(Dataset items)
** BEGIN **
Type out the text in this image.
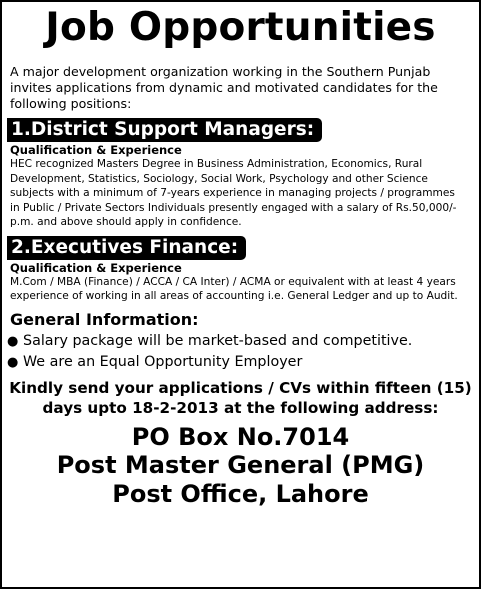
Job Opportunities
A major development organization working in the Southern Punjab invites applications from dynamic and motivated candidates for the following positions:
1.District Support Managers:
Qualification & Experience
HEC recognized Masters Degree in Business Administration, Economics, Rural Development, Statistics, Sociology, Social Work, Psychology and other Science subjects with a minimum of 7-years experience in managing projects / programmes in Public / Private Sectors Individuals presently engaged with a salary of Rs.50,000/- p.m. and above should apply in confidence.
2.Executives Finance:
Qualification & Experience
M.Com / MBA (Finance) / ACCA / CA Inter) / ACMA or equivalent with at least 4 years experience of working in all areas of accounting i.e. General Ledger and up to Audit.
General Information:
● Salary package will be market-based and competitive.
● We are an Equal Opportunity Employer
Kindly send your applications / CVs within fifteen (15) days upto 18-2-2013 at the following address:
PO Box No.7014
Post Master General (PMG)
Post Office, Lahore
** END **
* [WHAT THE EXERCISE ASKS]
Using the material above, return every line exactly as it appears, minus the pictures.

* [TASK OUTPUT]
Type out the text in this image.
Job Opportunities
A major development organization working in the Southern Punjab invites applications from dynamic and motivated candidates for the following positions:
1.District Support Managers:
Qualification & Experience
HEC recognized Masters Degree in Business Administration, Economics, Rural Development, Statistics, Sociology, Social Work, Psychology and other Science subjects with a minimum of 7-years experience in managing projects / programmes in Public / Private Sectors Individuals presently engaged with a salary of Rs.50,000/- p.m. and above should apply in confidence.
2.Executives Finance:
Qualification & Experience
M.Com / MBA (Finance) / ACCA / CA Inter) / ACMA or equivalent with at least 4 years experience of working in all areas of accounting i.e. General Ledger and up to Audit.
General Information:
● Salary package will be market-based and competitive.
● We are an Equal Opportunity Employer
Kindly send your applications / CVs within fifteen (15) days upto 18-2-2013 at the following address:
PO Box No.7014
Post Master General (PMG)
Post Office, Lahore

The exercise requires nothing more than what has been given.